Stated task
The entries below are to be written out again without alteration.

Input material
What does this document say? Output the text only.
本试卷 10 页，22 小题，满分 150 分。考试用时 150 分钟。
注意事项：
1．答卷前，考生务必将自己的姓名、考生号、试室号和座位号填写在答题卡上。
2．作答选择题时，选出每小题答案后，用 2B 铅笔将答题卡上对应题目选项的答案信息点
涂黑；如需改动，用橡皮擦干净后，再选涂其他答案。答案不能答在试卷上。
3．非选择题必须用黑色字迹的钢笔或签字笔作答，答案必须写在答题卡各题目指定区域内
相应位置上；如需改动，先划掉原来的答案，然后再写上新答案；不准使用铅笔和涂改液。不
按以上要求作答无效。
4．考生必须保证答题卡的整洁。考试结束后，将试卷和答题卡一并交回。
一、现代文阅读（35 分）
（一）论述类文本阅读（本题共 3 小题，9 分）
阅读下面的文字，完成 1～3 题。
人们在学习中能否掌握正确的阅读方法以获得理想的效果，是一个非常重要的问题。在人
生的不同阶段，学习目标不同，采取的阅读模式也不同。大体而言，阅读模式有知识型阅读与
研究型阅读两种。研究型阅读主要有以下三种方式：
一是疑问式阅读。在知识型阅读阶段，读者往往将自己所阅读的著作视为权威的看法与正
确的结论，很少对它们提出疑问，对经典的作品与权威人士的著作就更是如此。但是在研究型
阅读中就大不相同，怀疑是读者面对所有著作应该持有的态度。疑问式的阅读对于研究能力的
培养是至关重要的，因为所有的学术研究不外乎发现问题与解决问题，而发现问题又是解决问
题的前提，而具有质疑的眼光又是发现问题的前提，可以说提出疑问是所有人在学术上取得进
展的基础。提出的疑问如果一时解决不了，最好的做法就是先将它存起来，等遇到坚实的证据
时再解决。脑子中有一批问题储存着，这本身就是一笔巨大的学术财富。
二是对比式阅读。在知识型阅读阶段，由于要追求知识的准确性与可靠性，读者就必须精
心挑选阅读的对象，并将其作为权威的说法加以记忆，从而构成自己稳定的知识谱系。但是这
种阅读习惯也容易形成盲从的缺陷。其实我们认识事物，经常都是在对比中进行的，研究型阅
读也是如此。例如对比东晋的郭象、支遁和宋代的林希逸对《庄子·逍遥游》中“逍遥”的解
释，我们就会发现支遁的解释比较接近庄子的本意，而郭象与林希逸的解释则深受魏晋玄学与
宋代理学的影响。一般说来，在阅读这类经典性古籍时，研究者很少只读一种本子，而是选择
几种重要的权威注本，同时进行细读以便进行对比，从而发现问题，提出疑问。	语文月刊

Finished exercise
What does this document say? Output the text only.
本试卷 10 页，22 小题，满分 150 分。考试用时 150 分钟。
注意事项：
1．答卷前，考生务必将自己的姓名、考生号、试室号和座位号填写在答题卡上。
2．作答选择题时，选出每小题答案后，用 2B 铅笔将答题卡上对应题目选项的答案信息点
涂黑；如需改动，用橡皮擦干净后，再选涂其他答案。答案不能答在试卷上。
3．非选择题必须用黑色字迹的钢笔或签字笔作答，答案必须写在答题卡各题目指定区域内
相应位置上；如需改动，先划掉原来的答案，然后再写上新答案；不准使用铅笔和涂改液。不
按以上要求作答无效。
4．考生必须保证答题卡的整洁。考试结束后，将试卷和答题卡一并交回。
一、现代文阅读（35 分）
（一）论述类文本阅读（本题共 3 小题，9 分）
阅读下面的文字，完成 1～3 题。
人们在学习中能否掌握正确的阅读方法以获得理想的效果，是一个非常重要的问题。在人
生的不同阶段，学习目标不同，采取的阅读模式也不同。大体而言，阅读模式有知识型阅读与
研究型阅读两种。研究型阅读主要有以下三种方式：
一是疑问式阅读。在知识型阅读阶段，读者往往将自己所阅读的著作视为权威的看法与正
确的结论，很少对它们提出疑问，对经典的作品与权威人士的著作就更是如此。但是在研究型
阅读中就大不相同，怀疑是读者面对所有著作应该持有的态度。疑问式的阅读对于研究能力的
培养是至关重要的，因为所有的学术研究不外乎发现问题与解决问题，而发现问题又是解决问
题的前提，而具有质疑的眼光又是发现问题的前提，可以说提出疑问是所有人在学术上取得进
展的基础。提出的疑问如果一时解决不了，最好的做法就是先将它存起来，等遇到坚实的证据
时再解决。脑子中有一批问题储存着，这本身就是一笔巨大的学术财富。
二是对比式阅读。在知识型阅读阶段，由于要追求知识的准确性与可靠性，读者就必须精
心挑选阅读的对象，并将其作为权威的说法加以记忆，从而构成自己稳定的知识谱系。但是这
种阅读习惯也容易形成盲从的缺陷。其实我们认识事物，经常都是在对比中进行的，研究型阅
读也是如此。例如对比东晋的郭象、支遁和宋代的林希逸对《庄子·逍遥游》中“逍遥”的解
释，我们就会发现支遁的解释比较接近庄子的本意，而郭象与林希逸的解释则深受魏晋玄学与
宋代理学的影响。一般说来，在阅读这类经典性古籍时，研究者很少只读一种本子，而是选择
几种重要的权威注本，同时进行细读以便进行对比，从而发现问题，提出疑问。	语文月刊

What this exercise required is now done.